Directive:
Locate each line with the string "title" in the listing below and copy it.

○ ○ ○ ○

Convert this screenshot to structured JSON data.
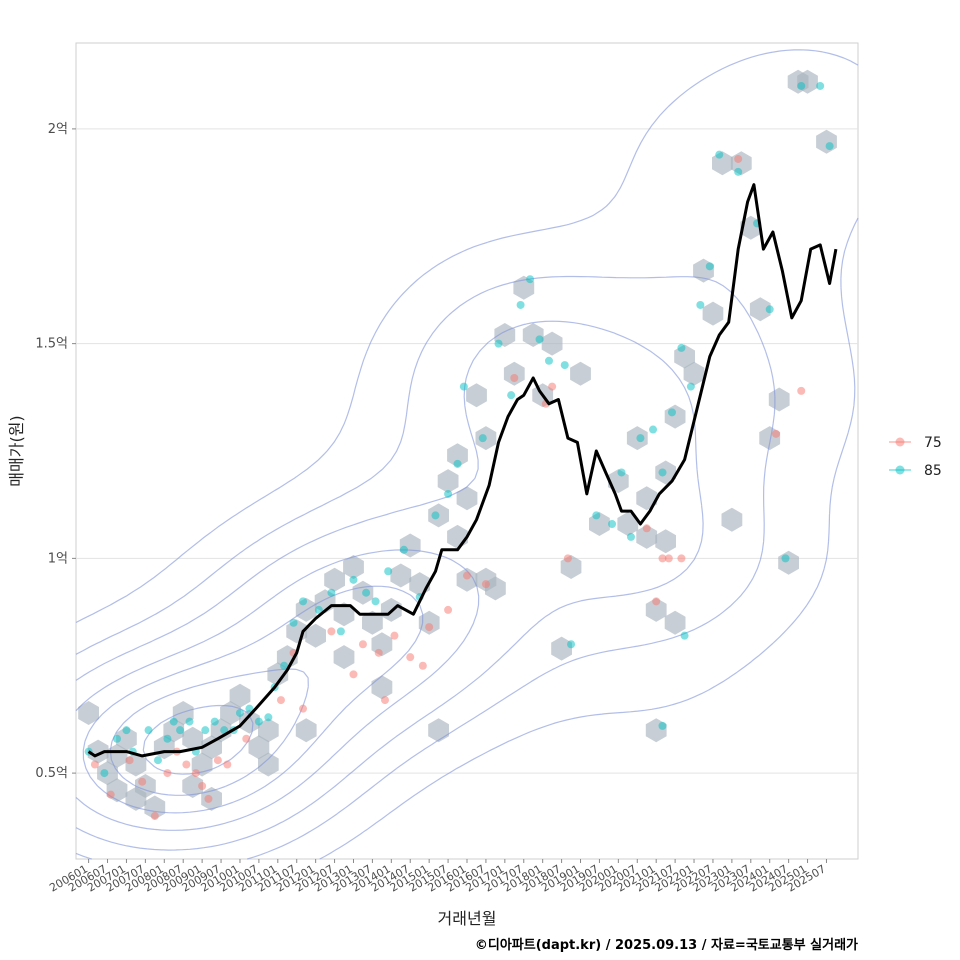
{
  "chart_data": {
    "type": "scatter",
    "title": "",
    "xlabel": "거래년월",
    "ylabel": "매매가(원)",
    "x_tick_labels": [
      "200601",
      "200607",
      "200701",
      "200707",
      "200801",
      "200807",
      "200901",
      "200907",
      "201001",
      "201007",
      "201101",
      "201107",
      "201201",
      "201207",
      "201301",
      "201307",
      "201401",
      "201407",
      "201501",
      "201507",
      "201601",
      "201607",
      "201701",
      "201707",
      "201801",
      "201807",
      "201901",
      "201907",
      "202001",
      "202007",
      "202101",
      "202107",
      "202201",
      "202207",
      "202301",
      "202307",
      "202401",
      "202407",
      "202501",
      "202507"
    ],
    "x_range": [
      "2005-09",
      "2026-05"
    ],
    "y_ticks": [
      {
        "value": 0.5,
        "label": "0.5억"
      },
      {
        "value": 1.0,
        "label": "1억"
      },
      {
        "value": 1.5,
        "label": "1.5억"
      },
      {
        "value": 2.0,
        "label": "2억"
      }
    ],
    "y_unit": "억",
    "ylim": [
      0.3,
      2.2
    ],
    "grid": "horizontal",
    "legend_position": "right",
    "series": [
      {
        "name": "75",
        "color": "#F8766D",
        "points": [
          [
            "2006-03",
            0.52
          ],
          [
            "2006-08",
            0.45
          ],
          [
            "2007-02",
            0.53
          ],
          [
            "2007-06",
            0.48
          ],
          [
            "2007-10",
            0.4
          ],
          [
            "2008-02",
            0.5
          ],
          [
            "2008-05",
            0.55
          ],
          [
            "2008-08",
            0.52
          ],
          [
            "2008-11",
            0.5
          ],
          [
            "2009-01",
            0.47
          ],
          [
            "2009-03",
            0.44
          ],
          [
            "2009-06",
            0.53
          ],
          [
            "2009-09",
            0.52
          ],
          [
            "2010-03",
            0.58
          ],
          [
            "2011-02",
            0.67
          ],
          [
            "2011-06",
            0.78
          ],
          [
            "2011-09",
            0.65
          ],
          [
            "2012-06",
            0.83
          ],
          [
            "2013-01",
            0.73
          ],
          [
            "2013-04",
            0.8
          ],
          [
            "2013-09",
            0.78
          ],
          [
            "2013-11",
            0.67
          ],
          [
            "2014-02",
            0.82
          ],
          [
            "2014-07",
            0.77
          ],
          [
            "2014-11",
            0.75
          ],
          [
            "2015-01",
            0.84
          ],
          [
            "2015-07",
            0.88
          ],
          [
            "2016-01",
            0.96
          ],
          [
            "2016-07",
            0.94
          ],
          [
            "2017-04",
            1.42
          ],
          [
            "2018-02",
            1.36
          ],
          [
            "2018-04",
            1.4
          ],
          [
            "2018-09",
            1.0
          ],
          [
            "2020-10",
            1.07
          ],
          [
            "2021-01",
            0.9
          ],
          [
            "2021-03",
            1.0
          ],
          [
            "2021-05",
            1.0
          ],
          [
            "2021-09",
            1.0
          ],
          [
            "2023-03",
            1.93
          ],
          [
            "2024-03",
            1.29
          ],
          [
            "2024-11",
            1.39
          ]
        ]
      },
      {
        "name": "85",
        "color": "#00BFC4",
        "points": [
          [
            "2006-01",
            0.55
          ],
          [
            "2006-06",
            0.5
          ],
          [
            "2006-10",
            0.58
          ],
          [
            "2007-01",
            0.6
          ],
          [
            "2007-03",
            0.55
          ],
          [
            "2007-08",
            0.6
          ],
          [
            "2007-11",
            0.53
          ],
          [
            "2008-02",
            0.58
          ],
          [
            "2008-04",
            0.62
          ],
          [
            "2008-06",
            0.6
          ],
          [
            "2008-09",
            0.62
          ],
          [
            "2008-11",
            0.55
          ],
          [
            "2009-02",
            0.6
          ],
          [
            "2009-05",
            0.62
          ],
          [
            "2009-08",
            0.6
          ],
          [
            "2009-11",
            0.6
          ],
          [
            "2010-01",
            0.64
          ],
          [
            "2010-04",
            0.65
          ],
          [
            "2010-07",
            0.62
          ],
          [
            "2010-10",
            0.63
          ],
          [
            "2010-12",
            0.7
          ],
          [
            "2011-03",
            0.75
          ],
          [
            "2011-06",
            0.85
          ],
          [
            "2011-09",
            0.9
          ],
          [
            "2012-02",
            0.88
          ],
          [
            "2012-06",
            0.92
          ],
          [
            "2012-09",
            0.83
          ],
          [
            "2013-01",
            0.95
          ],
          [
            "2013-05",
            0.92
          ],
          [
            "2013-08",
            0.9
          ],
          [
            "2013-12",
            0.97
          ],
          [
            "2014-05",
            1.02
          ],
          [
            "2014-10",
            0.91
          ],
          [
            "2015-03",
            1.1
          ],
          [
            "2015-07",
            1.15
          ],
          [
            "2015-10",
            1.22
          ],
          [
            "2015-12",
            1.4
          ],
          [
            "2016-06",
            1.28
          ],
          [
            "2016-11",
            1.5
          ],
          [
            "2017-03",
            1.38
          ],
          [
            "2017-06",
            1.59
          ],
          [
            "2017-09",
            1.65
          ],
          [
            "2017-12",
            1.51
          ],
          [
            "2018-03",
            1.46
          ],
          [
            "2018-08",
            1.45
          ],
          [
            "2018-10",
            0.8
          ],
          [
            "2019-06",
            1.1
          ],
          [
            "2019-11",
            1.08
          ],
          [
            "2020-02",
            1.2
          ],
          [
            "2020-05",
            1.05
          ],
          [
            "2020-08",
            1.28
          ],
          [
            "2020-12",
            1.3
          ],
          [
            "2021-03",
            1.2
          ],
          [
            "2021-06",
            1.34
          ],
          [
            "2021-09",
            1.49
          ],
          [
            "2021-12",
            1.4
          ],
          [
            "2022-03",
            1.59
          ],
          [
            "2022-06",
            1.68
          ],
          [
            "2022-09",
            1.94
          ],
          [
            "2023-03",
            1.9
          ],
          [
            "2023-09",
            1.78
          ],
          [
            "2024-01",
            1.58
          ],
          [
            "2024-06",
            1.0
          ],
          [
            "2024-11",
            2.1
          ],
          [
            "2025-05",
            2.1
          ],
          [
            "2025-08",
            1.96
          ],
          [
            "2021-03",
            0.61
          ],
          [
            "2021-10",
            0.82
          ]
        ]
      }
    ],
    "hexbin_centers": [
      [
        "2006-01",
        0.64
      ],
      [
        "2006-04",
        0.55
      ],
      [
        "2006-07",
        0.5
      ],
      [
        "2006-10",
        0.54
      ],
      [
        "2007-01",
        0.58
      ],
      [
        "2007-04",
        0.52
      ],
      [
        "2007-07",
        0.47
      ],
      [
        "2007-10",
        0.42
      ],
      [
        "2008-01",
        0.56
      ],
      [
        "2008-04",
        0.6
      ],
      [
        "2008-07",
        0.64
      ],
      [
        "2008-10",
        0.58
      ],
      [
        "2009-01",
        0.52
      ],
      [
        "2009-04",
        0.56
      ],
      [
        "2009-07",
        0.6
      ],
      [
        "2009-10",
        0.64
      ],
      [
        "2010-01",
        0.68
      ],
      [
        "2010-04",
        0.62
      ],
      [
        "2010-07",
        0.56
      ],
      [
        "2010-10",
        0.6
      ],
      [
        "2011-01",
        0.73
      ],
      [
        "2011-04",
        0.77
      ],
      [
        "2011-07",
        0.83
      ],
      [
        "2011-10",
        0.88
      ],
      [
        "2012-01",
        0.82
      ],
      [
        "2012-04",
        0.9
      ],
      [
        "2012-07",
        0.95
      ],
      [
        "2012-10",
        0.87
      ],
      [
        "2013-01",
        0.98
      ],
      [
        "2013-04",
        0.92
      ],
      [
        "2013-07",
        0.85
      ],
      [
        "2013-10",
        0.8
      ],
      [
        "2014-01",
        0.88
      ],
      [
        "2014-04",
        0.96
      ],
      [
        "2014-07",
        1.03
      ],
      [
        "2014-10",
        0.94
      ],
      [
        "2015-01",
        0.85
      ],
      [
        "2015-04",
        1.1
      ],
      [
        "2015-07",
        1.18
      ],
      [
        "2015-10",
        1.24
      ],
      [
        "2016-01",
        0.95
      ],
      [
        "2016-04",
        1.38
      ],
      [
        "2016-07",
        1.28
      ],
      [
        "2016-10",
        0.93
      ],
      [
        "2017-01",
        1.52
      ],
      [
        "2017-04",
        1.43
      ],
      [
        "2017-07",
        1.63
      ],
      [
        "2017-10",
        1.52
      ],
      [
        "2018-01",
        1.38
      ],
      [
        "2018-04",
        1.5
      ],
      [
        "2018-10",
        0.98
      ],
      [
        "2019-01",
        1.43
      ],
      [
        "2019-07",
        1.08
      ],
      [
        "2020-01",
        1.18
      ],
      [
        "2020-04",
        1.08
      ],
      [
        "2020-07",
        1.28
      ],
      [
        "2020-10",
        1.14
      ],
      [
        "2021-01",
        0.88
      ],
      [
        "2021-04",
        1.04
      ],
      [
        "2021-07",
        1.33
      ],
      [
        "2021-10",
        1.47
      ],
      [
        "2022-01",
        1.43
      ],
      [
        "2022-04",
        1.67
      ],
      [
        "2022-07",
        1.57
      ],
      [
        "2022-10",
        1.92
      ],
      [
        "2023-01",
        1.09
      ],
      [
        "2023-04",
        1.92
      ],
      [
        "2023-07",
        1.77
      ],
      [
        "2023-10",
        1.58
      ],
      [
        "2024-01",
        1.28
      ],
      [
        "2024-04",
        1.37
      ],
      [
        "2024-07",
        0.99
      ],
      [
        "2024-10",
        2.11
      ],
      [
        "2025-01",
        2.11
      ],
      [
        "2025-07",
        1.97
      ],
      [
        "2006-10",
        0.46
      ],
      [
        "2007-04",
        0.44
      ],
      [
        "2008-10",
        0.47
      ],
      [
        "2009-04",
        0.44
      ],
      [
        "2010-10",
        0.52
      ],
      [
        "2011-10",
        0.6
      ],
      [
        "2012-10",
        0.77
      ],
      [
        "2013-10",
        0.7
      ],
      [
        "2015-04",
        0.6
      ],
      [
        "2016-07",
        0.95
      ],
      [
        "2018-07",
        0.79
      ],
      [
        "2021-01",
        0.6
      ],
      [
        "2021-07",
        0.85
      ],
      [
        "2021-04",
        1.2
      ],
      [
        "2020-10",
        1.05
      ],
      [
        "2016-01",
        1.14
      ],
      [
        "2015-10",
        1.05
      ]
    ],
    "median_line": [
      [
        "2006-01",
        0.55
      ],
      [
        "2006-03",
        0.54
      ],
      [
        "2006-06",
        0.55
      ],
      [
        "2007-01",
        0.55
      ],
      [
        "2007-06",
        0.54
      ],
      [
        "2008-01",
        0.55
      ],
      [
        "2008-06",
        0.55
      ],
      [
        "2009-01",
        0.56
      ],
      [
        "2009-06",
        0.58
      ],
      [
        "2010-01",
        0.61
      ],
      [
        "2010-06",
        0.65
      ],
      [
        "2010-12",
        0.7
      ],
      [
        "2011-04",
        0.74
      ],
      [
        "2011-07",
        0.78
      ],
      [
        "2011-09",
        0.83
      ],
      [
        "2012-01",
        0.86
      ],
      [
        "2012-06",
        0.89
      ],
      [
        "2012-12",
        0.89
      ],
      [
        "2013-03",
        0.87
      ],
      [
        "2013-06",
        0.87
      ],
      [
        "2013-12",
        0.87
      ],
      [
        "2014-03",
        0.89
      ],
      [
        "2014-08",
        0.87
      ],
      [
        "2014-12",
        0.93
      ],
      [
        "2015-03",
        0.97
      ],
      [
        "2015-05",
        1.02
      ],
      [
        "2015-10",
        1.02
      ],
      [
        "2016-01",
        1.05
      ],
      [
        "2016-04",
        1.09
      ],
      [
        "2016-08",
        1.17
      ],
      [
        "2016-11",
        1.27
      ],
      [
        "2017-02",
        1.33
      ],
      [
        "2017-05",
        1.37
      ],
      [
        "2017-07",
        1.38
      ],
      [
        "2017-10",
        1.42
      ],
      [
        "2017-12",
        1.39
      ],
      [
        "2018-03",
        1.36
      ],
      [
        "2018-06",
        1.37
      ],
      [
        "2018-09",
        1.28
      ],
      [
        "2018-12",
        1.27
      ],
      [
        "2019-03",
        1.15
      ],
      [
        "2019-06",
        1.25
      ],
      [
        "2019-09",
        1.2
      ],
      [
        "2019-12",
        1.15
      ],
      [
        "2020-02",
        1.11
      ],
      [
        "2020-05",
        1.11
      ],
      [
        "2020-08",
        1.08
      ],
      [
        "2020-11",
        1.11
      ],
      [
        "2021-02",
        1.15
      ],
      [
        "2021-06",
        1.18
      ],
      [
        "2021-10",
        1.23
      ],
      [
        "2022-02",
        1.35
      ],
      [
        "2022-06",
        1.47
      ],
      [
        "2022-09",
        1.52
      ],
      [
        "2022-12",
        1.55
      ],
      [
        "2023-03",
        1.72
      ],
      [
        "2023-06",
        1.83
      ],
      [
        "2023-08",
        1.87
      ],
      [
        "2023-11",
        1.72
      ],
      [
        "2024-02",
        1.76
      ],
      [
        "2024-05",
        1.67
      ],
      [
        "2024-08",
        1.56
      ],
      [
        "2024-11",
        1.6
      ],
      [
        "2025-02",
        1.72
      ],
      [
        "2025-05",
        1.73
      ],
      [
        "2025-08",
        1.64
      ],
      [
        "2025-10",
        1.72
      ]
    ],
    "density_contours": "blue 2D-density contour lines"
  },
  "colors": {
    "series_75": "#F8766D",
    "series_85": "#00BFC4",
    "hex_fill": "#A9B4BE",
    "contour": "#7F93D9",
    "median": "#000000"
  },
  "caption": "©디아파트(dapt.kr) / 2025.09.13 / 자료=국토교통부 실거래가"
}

○ ○ ○ ○

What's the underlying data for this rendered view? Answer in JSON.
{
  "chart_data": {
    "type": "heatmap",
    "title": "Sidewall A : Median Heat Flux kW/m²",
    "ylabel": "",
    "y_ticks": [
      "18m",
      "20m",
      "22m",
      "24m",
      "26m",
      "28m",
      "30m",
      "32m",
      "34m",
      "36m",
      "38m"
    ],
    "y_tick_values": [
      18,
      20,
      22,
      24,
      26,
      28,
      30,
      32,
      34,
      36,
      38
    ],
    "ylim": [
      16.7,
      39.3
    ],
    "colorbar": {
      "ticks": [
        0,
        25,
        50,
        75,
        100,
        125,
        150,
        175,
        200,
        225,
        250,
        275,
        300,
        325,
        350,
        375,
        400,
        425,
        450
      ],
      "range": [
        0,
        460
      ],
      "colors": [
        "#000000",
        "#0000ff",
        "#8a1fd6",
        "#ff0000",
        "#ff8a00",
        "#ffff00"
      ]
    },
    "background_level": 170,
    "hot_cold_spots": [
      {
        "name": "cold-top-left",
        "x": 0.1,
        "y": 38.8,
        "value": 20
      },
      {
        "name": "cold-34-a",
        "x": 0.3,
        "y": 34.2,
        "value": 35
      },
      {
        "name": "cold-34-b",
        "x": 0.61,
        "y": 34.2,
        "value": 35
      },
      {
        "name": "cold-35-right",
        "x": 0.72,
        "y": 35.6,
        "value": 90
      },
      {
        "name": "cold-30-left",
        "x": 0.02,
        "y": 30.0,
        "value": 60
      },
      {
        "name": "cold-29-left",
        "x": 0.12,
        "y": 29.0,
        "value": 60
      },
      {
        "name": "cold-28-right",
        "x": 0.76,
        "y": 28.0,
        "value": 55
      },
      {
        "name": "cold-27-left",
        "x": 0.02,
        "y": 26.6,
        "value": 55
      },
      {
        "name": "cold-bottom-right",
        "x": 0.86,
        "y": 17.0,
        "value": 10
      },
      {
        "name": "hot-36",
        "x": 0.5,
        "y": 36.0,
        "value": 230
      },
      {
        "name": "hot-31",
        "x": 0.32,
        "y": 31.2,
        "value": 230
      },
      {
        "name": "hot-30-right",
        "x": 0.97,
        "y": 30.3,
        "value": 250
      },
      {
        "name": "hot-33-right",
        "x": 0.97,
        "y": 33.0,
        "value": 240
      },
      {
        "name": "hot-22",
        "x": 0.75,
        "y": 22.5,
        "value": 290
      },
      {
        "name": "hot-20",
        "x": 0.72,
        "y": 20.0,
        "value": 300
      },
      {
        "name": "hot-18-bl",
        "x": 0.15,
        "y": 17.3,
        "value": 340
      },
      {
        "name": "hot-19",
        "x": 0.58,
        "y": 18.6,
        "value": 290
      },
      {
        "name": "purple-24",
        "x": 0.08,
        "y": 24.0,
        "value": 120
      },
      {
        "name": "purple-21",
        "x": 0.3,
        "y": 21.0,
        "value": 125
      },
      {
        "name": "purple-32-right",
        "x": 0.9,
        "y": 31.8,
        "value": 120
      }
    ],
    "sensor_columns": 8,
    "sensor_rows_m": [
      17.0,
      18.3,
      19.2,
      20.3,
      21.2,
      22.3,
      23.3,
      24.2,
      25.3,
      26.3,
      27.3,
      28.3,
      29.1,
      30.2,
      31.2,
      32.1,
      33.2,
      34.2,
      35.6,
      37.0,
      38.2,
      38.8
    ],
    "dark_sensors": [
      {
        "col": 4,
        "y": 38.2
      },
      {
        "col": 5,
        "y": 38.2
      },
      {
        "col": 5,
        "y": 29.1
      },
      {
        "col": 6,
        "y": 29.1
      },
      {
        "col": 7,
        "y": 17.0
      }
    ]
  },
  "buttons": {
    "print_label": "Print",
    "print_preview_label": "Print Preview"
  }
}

○ ○ ○ ○

Solution for this problem:
    "title": "",
    "title": "Sidewall A : Median Heat Flux kW/m²",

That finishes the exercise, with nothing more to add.